### Instructions for the task:
Each record that follows should be repeated exactly, minus any images.
___ Supplied data
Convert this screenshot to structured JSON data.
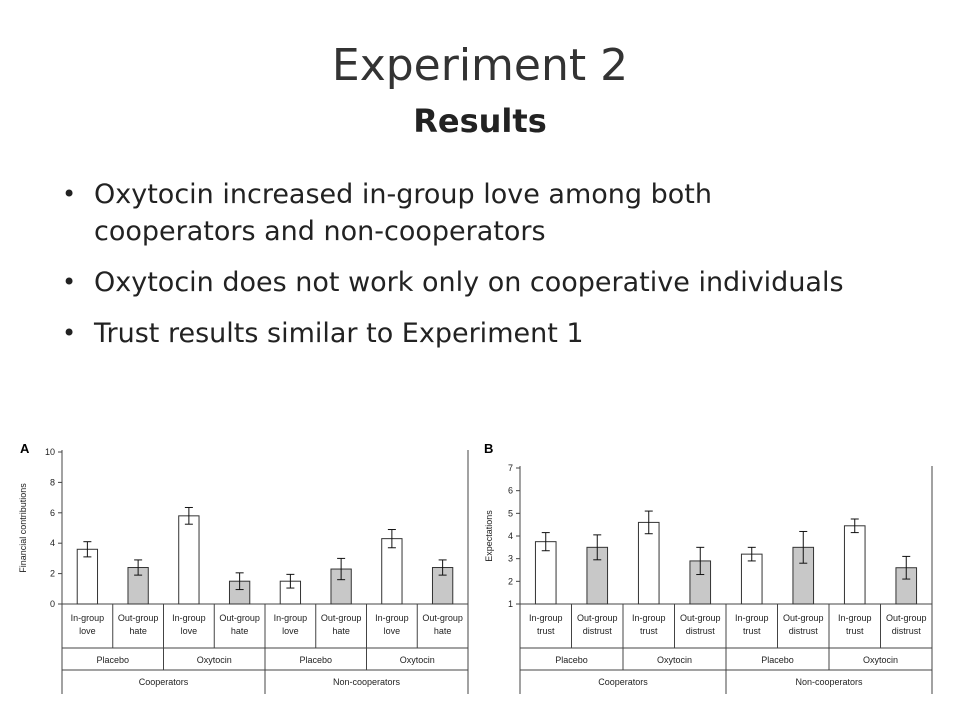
{
  "slide": {
    "title": "Experiment 2",
    "subtitle": "Results",
    "bullets": [
      {
        "text": "Oxytocin increased in-group love among both cooperators and non-cooperators"
      },
      {
        "text": "Oxytocin does not work only on cooperative individuals"
      },
      {
        "text": "Trust results similar to Experiment 1"
      }
    ]
  },
  "colors": {
    "open_bar": "#ffffff",
    "filled_bar": "#c8c8c8",
    "axis": "#444444"
  },
  "chart_data": [
    {
      "panel_label": "A",
      "type": "bar",
      "ylabel": "Financial contributions",
      "ylim": [
        0,
        10
      ],
      "yticks": [
        0,
        2,
        4,
        6,
        8,
        10
      ],
      "bars": [
        {
          "label1": "In-group",
          "label2": "love",
          "value": 3.6,
          "error": 0.5,
          "fill": "open"
        },
        {
          "label1": "Out-group",
          "label2": "hate",
          "value": 2.4,
          "error": 0.5,
          "fill": "filled"
        },
        {
          "label1": "In-group",
          "label2": "love",
          "value": 5.8,
          "error": 0.55,
          "fill": "open"
        },
        {
          "label1": "Out-group",
          "label2": "hate",
          "value": 1.5,
          "error": 0.55,
          "fill": "filled"
        },
        {
          "label1": "In-group",
          "label2": "love",
          "value": 1.5,
          "error": 0.45,
          "fill": "open"
        },
        {
          "label1": "Out-group",
          "label2": "hate",
          "value": 2.3,
          "error": 0.7,
          "fill": "filled"
        },
        {
          "label1": "In-group",
          "label2": "love",
          "value": 4.3,
          "error": 0.6,
          "fill": "open"
        },
        {
          "label1": "Out-group",
          "label2": "hate",
          "value": 2.4,
          "error": 0.5,
          "fill": "filled"
        }
      ],
      "conditions": [
        "Placebo",
        "Oxytocin",
        "Placebo",
        "Oxytocin"
      ],
      "groups": [
        "Cooperators",
        "Non-cooperators"
      ]
    },
    {
      "panel_label": "B",
      "type": "bar",
      "ylabel": "Expectations",
      "ylim": [
        1,
        7
      ],
      "yticks": [
        1,
        2,
        3,
        4,
        5,
        6,
        7
      ],
      "bars": [
        {
          "label1": "In-group",
          "label2": "trust",
          "value": 3.75,
          "error": 0.4,
          "fill": "open"
        },
        {
          "label1": "Out-group",
          "label2": "distrust",
          "value": 3.5,
          "error": 0.55,
          "fill": "filled"
        },
        {
          "label1": "In-group",
          "label2": "trust",
          "value": 4.6,
          "error": 0.5,
          "fill": "open"
        },
        {
          "label1": "Out-group",
          "label2": "distrust",
          "value": 2.9,
          "error": 0.6,
          "fill": "filled"
        },
        {
          "label1": "In-group",
          "label2": "trust",
          "value": 3.2,
          "error": 0.3,
          "fill": "open"
        },
        {
          "label1": "Out-group",
          "label2": "distrust",
          "value": 3.5,
          "error": 0.7,
          "fill": "filled"
        },
        {
          "label1": "In-group",
          "label2": "trust",
          "value": 4.45,
          "error": 0.3,
          "fill": "open"
        },
        {
          "label1": "Out-group",
          "label2": "distrust",
          "value": 2.6,
          "error": 0.5,
          "fill": "filled"
        }
      ],
      "conditions": [
        "Placebo",
        "Oxytocin",
        "Placebo",
        "Oxytocin"
      ],
      "groups": [
        "Cooperators",
        "Non-cooperators"
      ]
    }
  ]
}
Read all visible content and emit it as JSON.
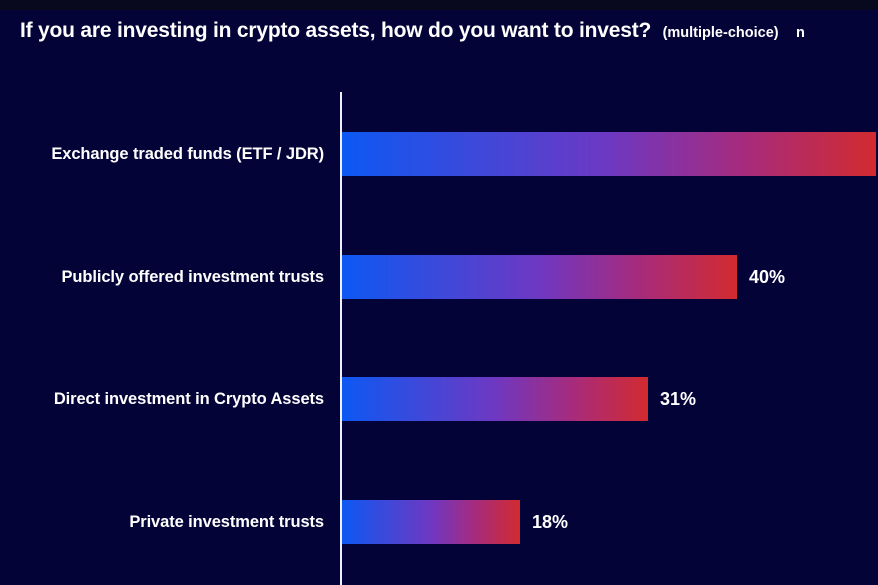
{
  "page": {
    "background": "#040338",
    "top_strip_color": "#08081e",
    "text_color": "#ffffff",
    "axis_color": "#eef0f8"
  },
  "title": {
    "main": "If you are investing in crypto assets, how do you want to invest?",
    "suffix": "(multiple-choice)",
    "sample_note": "n"
  },
  "chart_data": {
    "type": "bar",
    "orientation": "horizontal",
    "title": "If you are investing in crypto assets, how do you want to invest? (multiple-choice)",
    "categories": [
      "Exchange traded funds (ETF / JDR)",
      "Publicly offered investment trusts",
      "Direct investment in Crypto Assets",
      "Private investment trusts"
    ],
    "values": [
      54,
      40,
      31,
      18
    ],
    "value_labels": [
      "",
      "40%",
      "31%",
      "18%"
    ],
    "xlim": [
      0,
      54
    ],
    "grid": false,
    "legend": false,
    "first_bar_clipped_at_right_edge": true,
    "bar_gradient": [
      "#0d58f3",
      "#3d49da",
      "#6e38c2",
      "#a62b7d",
      "#d22b2f"
    ]
  }
}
______
### Result of the exercise:
Convert this screenshot to structured JSON data.
{
  "slide": {
    "title": "Experiment 2",
    "subtitle": "Results",
    "bullets": [
      {
        "text": "Oxytocin increased in-group love among both cooperators and non-cooperators"
      },
      {
        "text": "Oxytocin does not work only on cooperative individuals"
      },
      {
        "text": "Trust results similar to Experiment 1"
      }
    ]
  },
  "colors": {
    "open_bar": "#ffffff",
    "filled_bar": "#c8c8c8",
    "axis": "#444444"
  },
  "chart_data": [
    {
      "panel_label": "A",
      "type": "bar",
      "ylabel": "Financial contributions",
      "ylim": [
        0,
        10
      ],
      "yticks": [
        0,
        2,
        4,
        6,
        8,
        10
      ],
      "bars": [
        {
          "label1": "In-group",
          "label2": "love",
          "value": 3.6,
          "error": 0.5,
          "fill": "open"
        },
        {
          "label1": "Out-group",
          "label2": "hate",
          "value": 2.4,
          "error": 0.5,
          "fill": "filled"
        },
        {
          "label1": "In-group",
          "label2": "love",
          "value": 5.8,
          "error": 0.55,
          "fill": "open"
        },
        {
          "label1": "Out-group",
          "label2": "hate",
          "value": 1.5,
          "error": 0.55,
          "fill": "filled"
        },
        {
          "label1": "In-group",
          "label2": "love",
          "value": 1.5,
          "error": 0.45,
          "fill": "open"
        },
        {
          "label1": "Out-group",
          "label2": "hate",
          "value": 2.3,
          "error": 0.7,
          "fill": "filled"
        },
        {
          "label1": "In-group",
          "label2": "love",
          "value": 4.3,
          "error": 0.6,
          "fill": "open"
        },
        {
          "label1": "Out-group",
          "label2": "hate",
          "value": 2.4,
          "error": 0.5,
          "fill": "filled"
        }
      ],
      "conditions": [
        "Placebo",
        "Oxytocin",
        "Placebo",
        "Oxytocin"
      ],
      "groups": [
        "Cooperators",
        "Non-cooperators"
      ]
    },
    {
      "panel_label": "B",
      "type": "bar",
      "ylabel": "Expectations",
      "ylim": [
        1,
        7
      ],
      "yticks": [
        1,
        2,
        3,
        4,
        5,
        6,
        7
      ],
      "bars": [
        {
          "label1": "In-group",
          "label2": "trust",
          "value": 3.75,
          "error": 0.4,
          "fill": "open"
        },
        {
          "label1": "Out-group",
          "label2": "distrust",
          "value": 3.5,
          "error": 0.55,
          "fill": "filled"
        },
        {
          "label1": "In-group",
          "label2": "trust",
          "value": 4.6,
          "error": 0.5,
          "fill": "open"
        },
        {
          "label1": "Out-group",
          "label2": "distrust",
          "value": 2.9,
          "error": 0.6,
          "fill": "filled"
        },
        {
          "label1": "In-group",
          "label2": "trust",
          "value": 3.2,
          "error": 0.3,
          "fill": "open"
        },
        {
          "label1": "Out-group",
          "label2": "distrust",
          "value": 3.5,
          "error": 0.7,
          "fill": "filled"
        },
        {
          "label1": "In-group",
          "label2": "trust",
          "value": 4.45,
          "error": 0.3,
          "fill": "open"
        },
        {
          "label1": "Out-group",
          "label2": "distrust",
          "value": 2.6,
          "error": 0.5,
          "fill": "filled"
        }
      ],
      "conditions": [
        "Placebo",
        "Oxytocin",
        "Placebo",
        "Oxytocin"
      ],
      "groups": [
        "Cooperators",
        "Non-cooperators"
      ]
    }
  ]
}
Read all visible content and emit it as JSON.
{
  "page": {
    "background": "#040338",
    "top_strip_color": "#08081e",
    "text_color": "#ffffff",
    "axis_color": "#eef0f8"
  },
  "title": {
    "main": "If you are investing in crypto assets, how do you want to invest?",
    "suffix": "(multiple-choice)",
    "sample_note": "n"
  },
  "chart_data": {
    "type": "bar",
    "orientation": "horizontal",
    "title": "If you are investing in crypto assets, how do you want to invest? (multiple-choice)",
    "categories": [
      "Exchange traded funds (ETF / JDR)",
      "Publicly offered investment trusts",
      "Direct investment in Crypto Assets",
      "Private investment trusts"
    ],
    "values": [
      54,
      40,
      31,
      18
    ],
    "value_labels": [
      "",
      "40%",
      "31%",
      "18%"
    ],
    "xlim": [
      0,
      54
    ],
    "grid": false,
    "legend": false,
    "first_bar_clipped_at_right_edge": true,
    "bar_gradient": [
      "#0d58f3",
      "#3d49da",
      "#6e38c2",
      "#a62b7d",
      "#d22b2f"
    ]
  }
}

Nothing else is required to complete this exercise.